— DOCUMENT PASSAGE —
>> BEGIN

While full virtualization was an early goal with many useful applications, more limited forms have also had a great impact. Partial virtualization only attempts to emulate a portion of an entire operating system and does not provide a full-blown virtual machine. Instead, operating-system-specific container technology allows a limited form of virtualization.

Development of container technology was driven by the problem of obtaining process isolation and security beyond what is possible through other operating-system mechanisms. Traditional user and group management is cumbersome and incomplete for many situations. A limited isolation available since the late 1970s is the chroot utility. Though useful in some circumstances, it stops short of providing the capability of running a fully functioning independent container. Containers can be considered from a high level as partial VMs or from a low level as enhanced chroots.

Containers might be described as operating-system-level virtualization or with other vendor-specific terms. They provide user-space instances that allocate private resources within a container but execute commands against the host’s kernel. Rather than emulating an entire machine, container technologies are focused on virtualizing an individual operating-system process such that it runs in an isolated, secure environment independent of the rest of the server.

LXC

LinuX Container (LXC) virtualization is available on Linux. It allows one or more isolated containers to run on a single server. This provides a better balance between resource usage and security than is possible in a single monolithic system running standard OS-level processes. Containers run instructions native to the core CPU without intermediate steps required by standard virtualization techniques, and so are better performing. Since they do not have all of the overhead included in a full operating system, they are lighter weight and take up fewer resources than would be required in a full-blown VM. Linux containers will run regardless of the host system’s kernel version or distribution.

>> END

— RECORDED DATA —
>> BEGIN

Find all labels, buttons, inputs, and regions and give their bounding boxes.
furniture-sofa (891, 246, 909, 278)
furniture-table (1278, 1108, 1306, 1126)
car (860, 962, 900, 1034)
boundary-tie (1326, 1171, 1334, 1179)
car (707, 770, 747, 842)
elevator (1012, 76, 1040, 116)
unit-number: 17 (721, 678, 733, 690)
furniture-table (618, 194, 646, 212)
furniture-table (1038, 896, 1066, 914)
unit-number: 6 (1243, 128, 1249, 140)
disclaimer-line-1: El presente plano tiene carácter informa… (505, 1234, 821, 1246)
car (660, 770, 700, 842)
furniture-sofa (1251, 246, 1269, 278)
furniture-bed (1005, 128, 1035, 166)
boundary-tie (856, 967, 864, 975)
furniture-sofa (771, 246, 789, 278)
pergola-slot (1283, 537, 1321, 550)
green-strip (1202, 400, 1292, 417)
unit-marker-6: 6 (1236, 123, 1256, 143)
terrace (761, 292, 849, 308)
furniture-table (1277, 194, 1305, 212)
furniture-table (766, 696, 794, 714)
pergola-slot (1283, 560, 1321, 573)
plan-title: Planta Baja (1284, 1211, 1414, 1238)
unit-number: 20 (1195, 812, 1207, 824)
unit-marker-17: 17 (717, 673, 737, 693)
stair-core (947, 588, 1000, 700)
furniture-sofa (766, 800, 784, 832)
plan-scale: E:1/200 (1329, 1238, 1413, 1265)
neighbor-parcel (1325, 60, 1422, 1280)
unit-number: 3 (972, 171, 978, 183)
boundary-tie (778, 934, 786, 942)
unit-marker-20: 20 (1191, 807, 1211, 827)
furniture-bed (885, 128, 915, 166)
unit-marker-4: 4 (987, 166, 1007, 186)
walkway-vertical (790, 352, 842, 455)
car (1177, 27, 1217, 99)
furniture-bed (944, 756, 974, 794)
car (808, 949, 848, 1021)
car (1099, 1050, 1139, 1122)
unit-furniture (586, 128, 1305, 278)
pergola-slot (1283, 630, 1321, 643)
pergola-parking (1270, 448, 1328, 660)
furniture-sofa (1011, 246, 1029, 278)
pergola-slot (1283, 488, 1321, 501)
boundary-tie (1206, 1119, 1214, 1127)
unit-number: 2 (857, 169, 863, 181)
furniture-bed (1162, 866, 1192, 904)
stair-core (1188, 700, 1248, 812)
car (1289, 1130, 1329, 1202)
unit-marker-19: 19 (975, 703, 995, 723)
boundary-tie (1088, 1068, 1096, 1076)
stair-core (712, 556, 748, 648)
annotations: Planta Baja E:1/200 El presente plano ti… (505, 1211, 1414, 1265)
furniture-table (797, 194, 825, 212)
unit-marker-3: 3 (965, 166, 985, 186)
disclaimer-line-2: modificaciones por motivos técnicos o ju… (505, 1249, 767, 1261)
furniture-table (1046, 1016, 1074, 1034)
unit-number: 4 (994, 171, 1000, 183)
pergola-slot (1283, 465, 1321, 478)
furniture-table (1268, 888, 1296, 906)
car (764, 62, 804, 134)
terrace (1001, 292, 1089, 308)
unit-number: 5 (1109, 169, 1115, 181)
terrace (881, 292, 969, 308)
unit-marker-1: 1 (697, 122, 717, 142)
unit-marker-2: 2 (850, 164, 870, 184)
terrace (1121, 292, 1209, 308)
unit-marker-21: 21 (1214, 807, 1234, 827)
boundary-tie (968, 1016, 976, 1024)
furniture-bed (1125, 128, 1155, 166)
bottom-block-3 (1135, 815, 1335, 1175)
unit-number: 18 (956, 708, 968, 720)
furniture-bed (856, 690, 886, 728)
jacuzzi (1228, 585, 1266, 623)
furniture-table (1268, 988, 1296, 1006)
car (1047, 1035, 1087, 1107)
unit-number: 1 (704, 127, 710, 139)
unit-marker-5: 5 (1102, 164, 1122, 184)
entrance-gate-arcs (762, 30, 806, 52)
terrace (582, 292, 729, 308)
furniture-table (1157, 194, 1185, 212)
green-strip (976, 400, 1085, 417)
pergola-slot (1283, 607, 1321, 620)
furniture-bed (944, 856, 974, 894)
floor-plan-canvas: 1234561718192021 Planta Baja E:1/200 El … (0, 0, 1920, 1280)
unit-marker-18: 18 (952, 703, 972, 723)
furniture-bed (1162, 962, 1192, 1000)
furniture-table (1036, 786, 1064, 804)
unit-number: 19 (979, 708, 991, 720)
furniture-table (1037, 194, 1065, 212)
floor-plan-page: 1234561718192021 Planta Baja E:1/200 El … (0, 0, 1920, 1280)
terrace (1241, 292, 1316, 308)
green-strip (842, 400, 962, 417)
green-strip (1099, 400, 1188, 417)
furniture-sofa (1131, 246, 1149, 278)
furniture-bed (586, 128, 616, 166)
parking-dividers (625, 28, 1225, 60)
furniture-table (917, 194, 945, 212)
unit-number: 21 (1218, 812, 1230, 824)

>> END

— REQUIRED ACTIONS —
1: Translate this sentence from the passage on container virtualization into Spanish: "It allows one or more isolated containers to run on a single server."
2: Answer these questions using the passage on container virtualization:
(a) Which utility has offered a limited form of isolation since the late 1970s?
(b) Against whose kernel do containers execute commands?
(c) On which operating system is LXC virtualization available?

— SOLUTIONS TO EACH TASK —
1: Permite que uno o más contenedores aislados se ejecuten en un único servidor.

2:
(a) The chroot utility.
(b) The host's kernel.
(c) Linux.